_Task description_
Can you copy out the passage on higher education fees and university teachers' pay below word for word, from its first sentence to its last?

_Excerpted text_
+---+
As the noble Lord, Lord Hannay, asked, how will higher education fare in the interregnum when fees cease to be paid up front and are paid back only much later? There will be almost a decade of difficulties. It would be helpful to know how that period is going to be bridged.

Action by the Government has perhaps been prompted by the target of having 50 per cent of 18 to 30-year-olds entering higher education by 2010. For that we shall need 22,000 extra university teachers in addition to the other 20,000 already referred to. What proportion of the £50 million, £110 million and £170 million will be absorbed by the intake of additional students entering as a result of the 50 per cent target, and what proportion would be expected to address the pay crisis? Interestingly—I believe that my noble friend Lord Lamont raised this point—what is the gap between male and female earnings in higher education, and what would be needed to bridge that gap?
+---+
_Stored data_
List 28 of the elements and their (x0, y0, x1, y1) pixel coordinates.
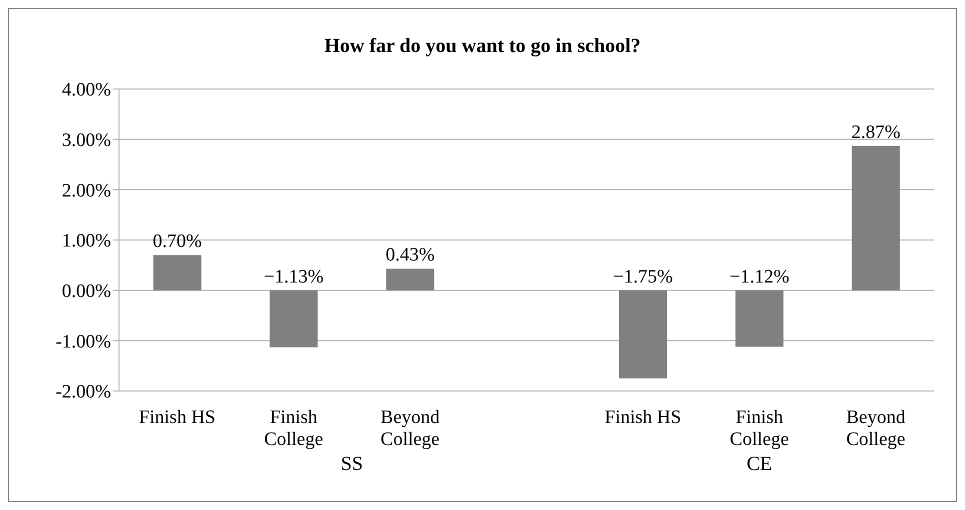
bar (270, 290, 318, 348)
data-label: −1.13% (264, 266, 324, 288)
text: SS (340, 453, 364, 476)
y-tick-label: 0.00% (62, 281, 112, 302)
y-tick-label: 3.00% (62, 130, 112, 152)
bar (852, 146, 900, 290)
data-label: 0.43% (386, 244, 435, 266)
data-label: −1.75% (613, 266, 674, 288)
text: CE (746, 453, 774, 476)
data-label: 2.87% (851, 122, 901, 143)
x-tick-label: Beyond College (846, 407, 906, 450)
y-tick-label: 4.00% (62, 80, 112, 101)
x-tick-label: Beyond College (380, 407, 440, 450)
x-tick-label: Finish College (730, 407, 789, 450)
y-tick-label: -2.00% (56, 382, 112, 403)
x-tick-label: Finish HS (604, 407, 682, 428)
bar (619, 290, 667, 378)
y-tick-label: 2.00% (62, 180, 112, 202)
data-label: −1.12% (730, 266, 790, 288)
bar (153, 255, 202, 290)
y-tick-label: 1.00% (62, 230, 112, 252)
bar (735, 290, 784, 347)
chart-title: How far do you want to go in school? (323, 35, 642, 58)
x-tick-label: Finish College (264, 407, 324, 450)
bar (386, 268, 434, 290)
x-tick-label: Finish HS (138, 407, 216, 428)
y-tick-label: -1.00% (56, 331, 112, 352)
data-label: 0.70% (152, 231, 202, 252)
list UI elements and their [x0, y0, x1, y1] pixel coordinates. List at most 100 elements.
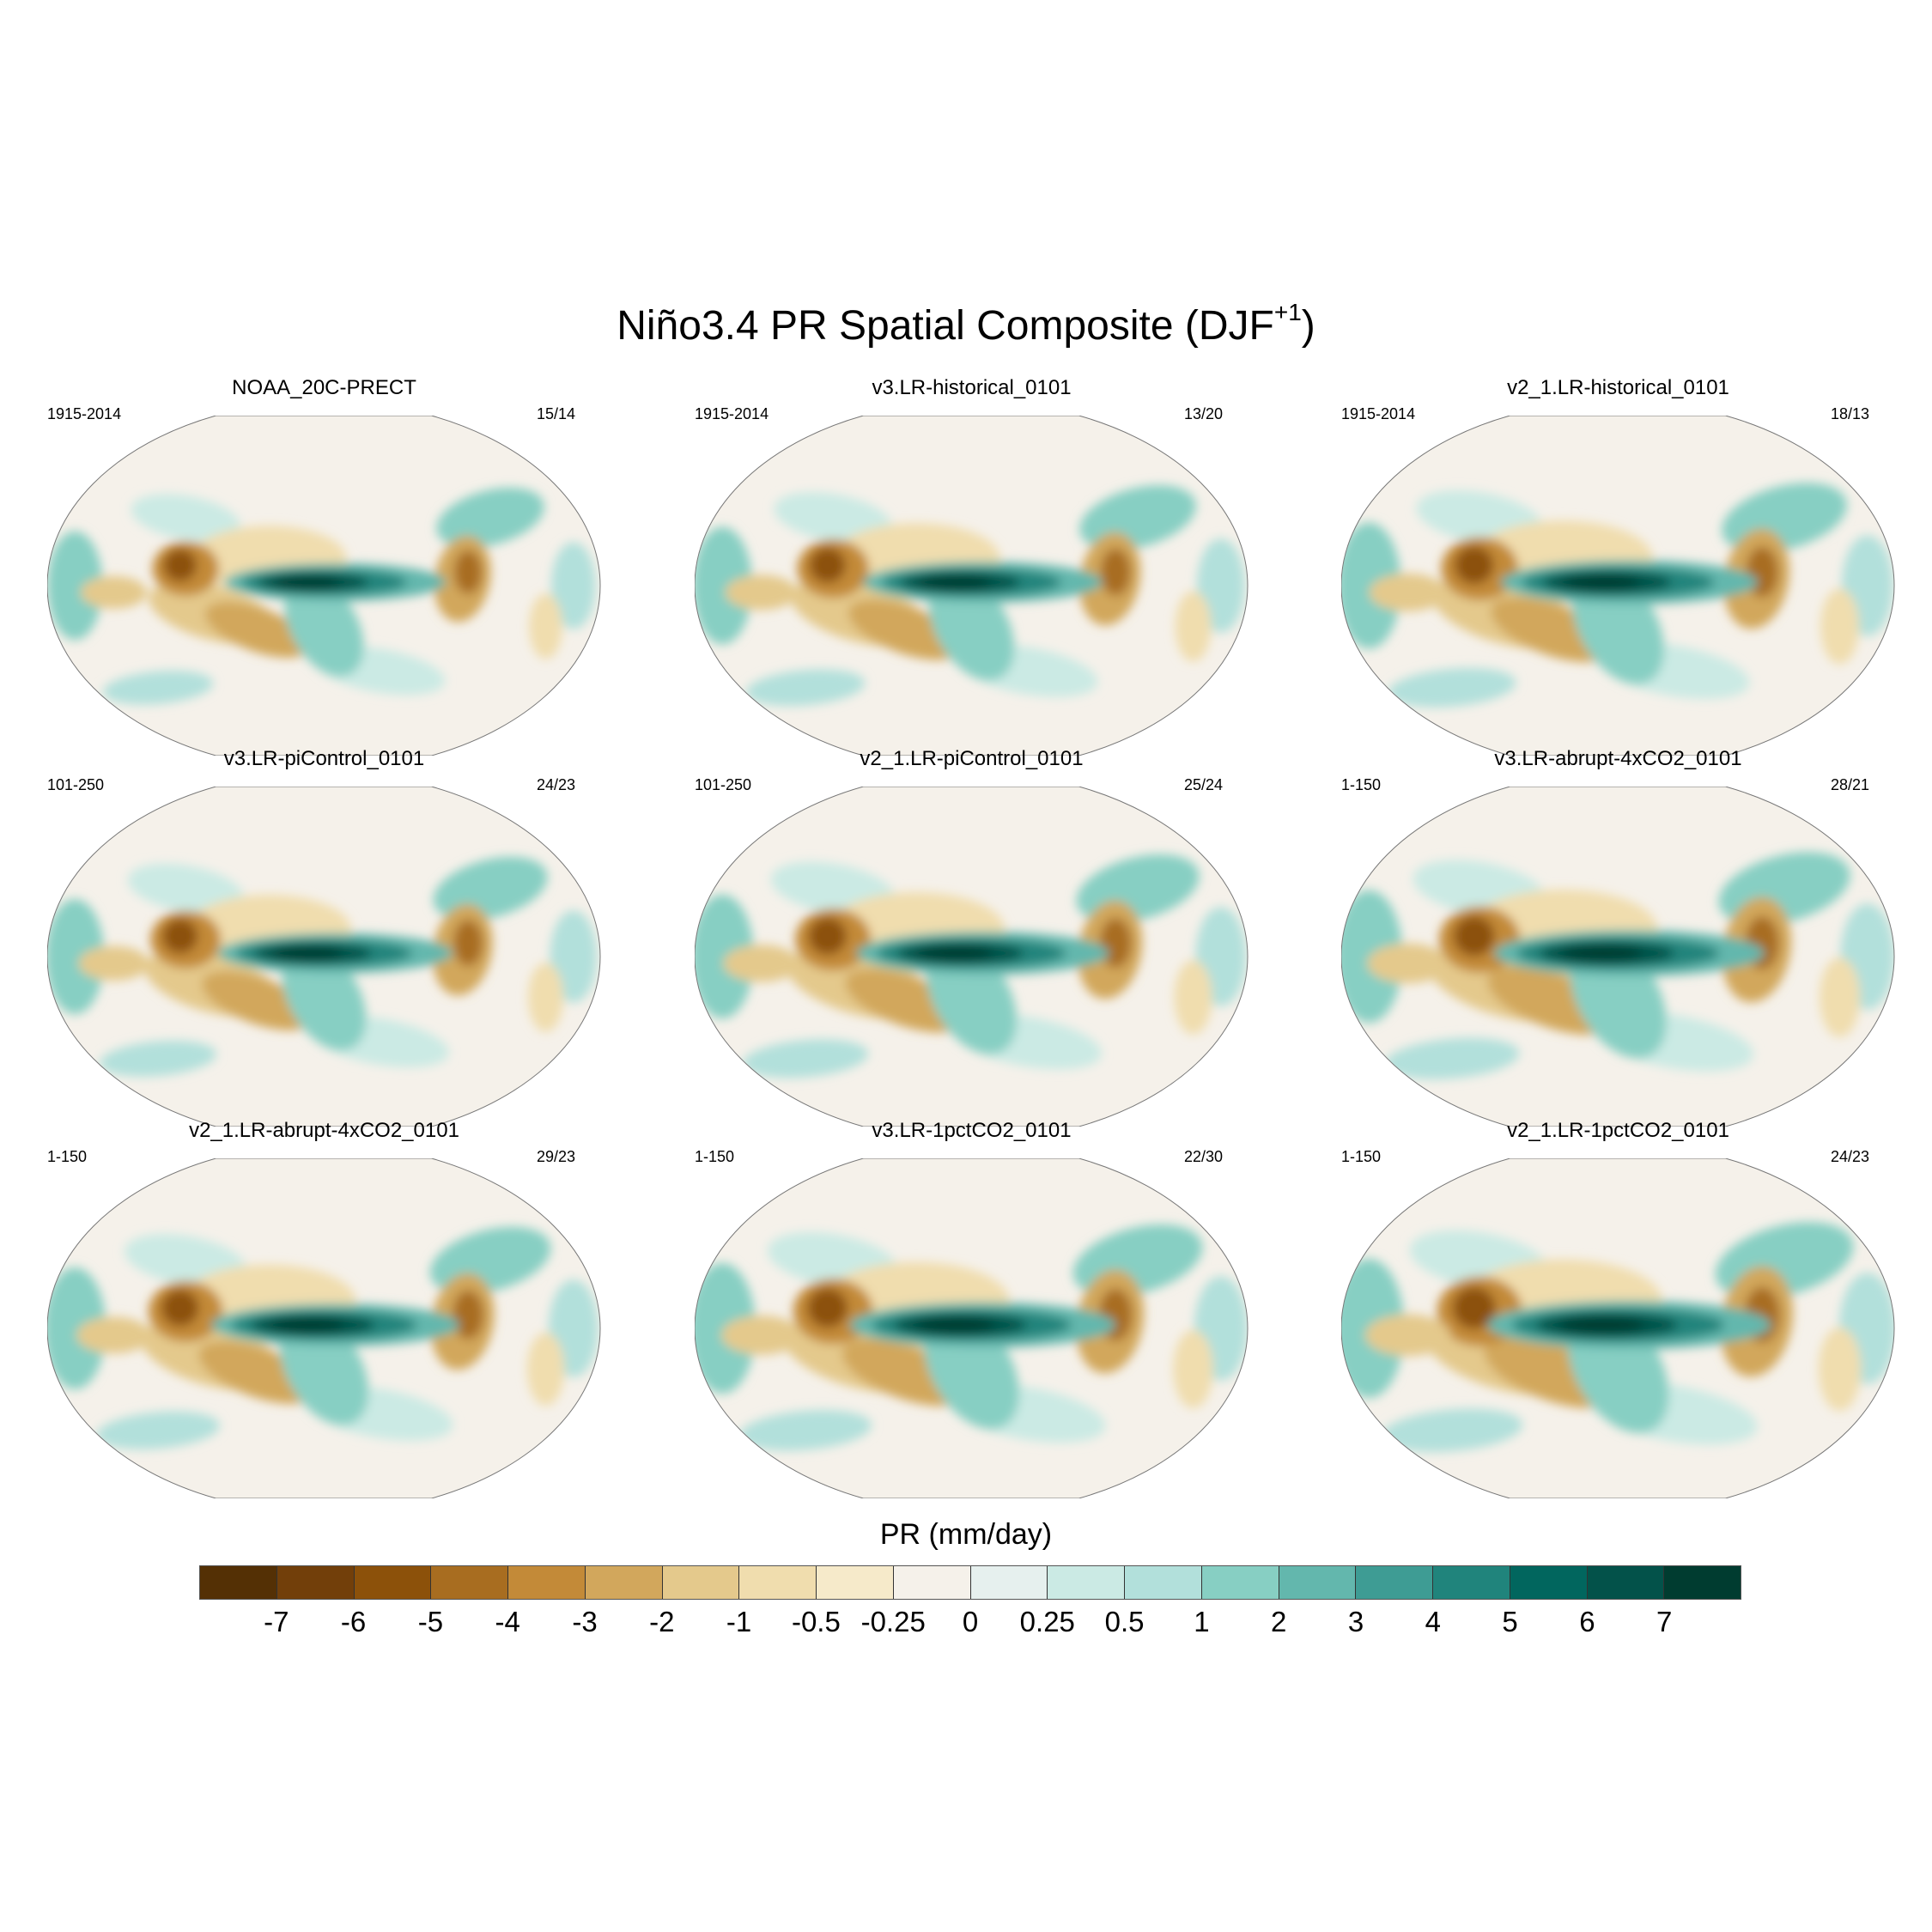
panel-period: 1915-2014 — [47, 405, 122, 422]
anomaly-region — [270, 1317, 345, 1333]
colorbar-tick-label: -7 — [264, 1606, 289, 1637]
colorbar-box — [662, 1566, 740, 1599]
anomaly-region — [914, 1316, 995, 1334]
map-panel: v3.LR-piControl_0101 101-250 24/23 — [47, 747, 601, 1127]
panel-counts: 25/24 — [1183, 776, 1223, 793]
colorbar-tick-label: 0.5 — [1104, 1606, 1145, 1637]
map-plot — [695, 416, 1249, 756]
map-plot — [1341, 416, 1895, 756]
anomaly-region — [742, 1039, 869, 1078]
colorbar-tick-label: 4 — [1425, 1606, 1441, 1637]
anomaly-region — [47, 1267, 106, 1389]
panel-period: 1-150 — [47, 1148, 88, 1165]
map-border — [1341, 1158, 1895, 1498]
map-panel: v3.LR-abrupt-4xCO2_0101 1-150 28/21 — [1341, 747, 1895, 1127]
anomaly-region — [453, 1290, 484, 1340]
anomaly-region — [725, 574, 798, 611]
anomaly-region — [695, 894, 755, 1019]
anomaly-field — [1341, 852, 1894, 1079]
colorbar-box — [354, 1566, 432, 1599]
panel-counts: 24/23 — [536, 776, 575, 793]
anomaly-region — [1388, 667, 1516, 708]
anomaly-region — [198, 1341, 317, 1404]
anomaly-region — [1175, 591, 1212, 662]
anomaly-region — [161, 1289, 199, 1327]
map-panel: v2_1.LR-1pctCO2_0101 1-150 24/23 — [1341, 1119, 1895, 1498]
anomaly-field — [1341, 483, 1893, 708]
panel-period: 101-250 — [695, 776, 752, 793]
anomaly-region — [78, 945, 149, 981]
colorbar-tick-label: -5 — [417, 1606, 444, 1637]
map-panel: v3.LR-historical_0101 1915-2014 13/20 — [695, 376, 1249, 756]
anomaly-region — [274, 575, 341, 589]
colorbar-box — [1048, 1566, 1125, 1599]
panel-counts: 28/21 — [1830, 776, 1869, 793]
anomaly-region — [809, 547, 846, 583]
title-close: ) — [1301, 303, 1315, 349]
anomaly-region — [1819, 957, 1861, 1037]
panel-counts: 13/20 — [1183, 405, 1223, 422]
anomaly-region — [1196, 538, 1245, 633]
anomaly-field — [47, 487, 596, 705]
colorbar — [199, 1565, 1741, 1600]
anomaly-region — [131, 494, 240, 542]
map-plot — [695, 787, 1249, 1127]
figure-title: Niño3.4 PR Spatial Composite (DJF+1) — [0, 299, 1932, 349]
colorbar-box — [1433, 1566, 1510, 1599]
map-border — [47, 416, 601, 756]
colorbar-box — [200, 1566, 277, 1599]
anomaly-field — [47, 1226, 598, 1449]
colorbar-box — [1510, 1566, 1588, 1599]
colorbar-tick-label: -1 — [726, 1606, 752, 1637]
anomaly-field — [695, 485, 1245, 707]
colorbar-tick-label: 2 — [1271, 1606, 1287, 1637]
panel-counts: 18/13 — [1830, 405, 1869, 422]
colorbar-tick-label: -0.5 — [791, 1606, 841, 1637]
anomaly-region — [1099, 918, 1132, 969]
anomaly-region — [745, 669, 866, 707]
title-text: Niño3.4 PR Spatial Composite (DJF — [617, 303, 1274, 349]
anomaly-region — [1381, 1408, 1523, 1453]
panel-title: v3.LR-historical_0101 — [872, 376, 1072, 399]
map-border — [1341, 416, 1895, 756]
map-border — [695, 787, 1249, 1127]
anomaly-region — [1174, 960, 1212, 1035]
colorbar-box — [739, 1566, 817, 1599]
anomaly-region — [845, 969, 965, 1033]
colorbar-box — [1201, 1566, 1279, 1599]
anomaly-region — [127, 863, 244, 914]
panel-counts: 15/14 — [536, 405, 575, 422]
panel-counts: 24/23 — [1830, 1148, 1869, 1165]
anomaly-region — [1367, 943, 1449, 984]
map-border — [695, 1158, 1249, 1498]
anomaly-region — [47, 531, 103, 641]
anomaly-region — [550, 542, 596, 629]
title-superscript: +1 — [1273, 299, 1302, 325]
anomaly-region — [1453, 1286, 1496, 1329]
colorbar-tick-label: 7 — [1656, 1606, 1673, 1637]
anomaly-region — [99, 1040, 217, 1077]
anomaly-region — [454, 550, 483, 594]
anomaly-region — [529, 593, 562, 659]
colorbar-tick-label: 6 — [1579, 1606, 1595, 1637]
colorbar-title: PR (mm/day) — [879, 1518, 1053, 1551]
anomaly-region — [162, 919, 198, 954]
anomaly-region — [1100, 548, 1131, 596]
colorbar-box — [508, 1566, 586, 1599]
panel-period: 1-150 — [695, 1148, 735, 1165]
anomaly-region — [1364, 1314, 1450, 1357]
colorbar-tick-label: 5 — [1502, 1606, 1518, 1637]
anomaly-region — [163, 549, 197, 582]
anomaly-region — [284, 576, 364, 677]
map-plot — [1341, 787, 1895, 1127]
anomaly-region — [720, 1315, 801, 1355]
map-border — [695, 416, 1249, 756]
anomaly-region — [919, 574, 991, 590]
map-border — [47, 787, 601, 1127]
colorbar-box — [431, 1566, 508, 1599]
colorbar-tick-label: -0.25 — [860, 1606, 926, 1637]
panel-period: 1915-2014 — [695, 405, 769, 422]
anomaly-region — [695, 526, 753, 645]
colorbar-box — [817, 1566, 894, 1599]
anomaly-region — [433, 856, 548, 920]
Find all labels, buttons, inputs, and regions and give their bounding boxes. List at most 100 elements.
+---+
_Solution for this problem_
As the noble Lord, Lord Hannay, asked, how will higher education fare in the interregnum when fees cease to be paid up front and are paid back only much later? There will be almost a decade of difficulties. It would be helpful to know how that period is going to be bridged.

Action by the Government has perhaps been prompted by the target of having 50 per cent of 18 to 30-year-olds entering higher education by 2010. For that we shall need 22,000 extra university teachers in addition to the other 20,000 already referred to. What proportion of the £50 million, £110 million and £170 million will be absorbed by the intake of additional students entering as a result of the 50 per cent target, and what proportion would be expected to address the pay crisis? Interestingly—I believe that my noble friend Lord Lamont raised this point—what is the gap between male and female earnings in higher education, and what would be needed to bridge that gap?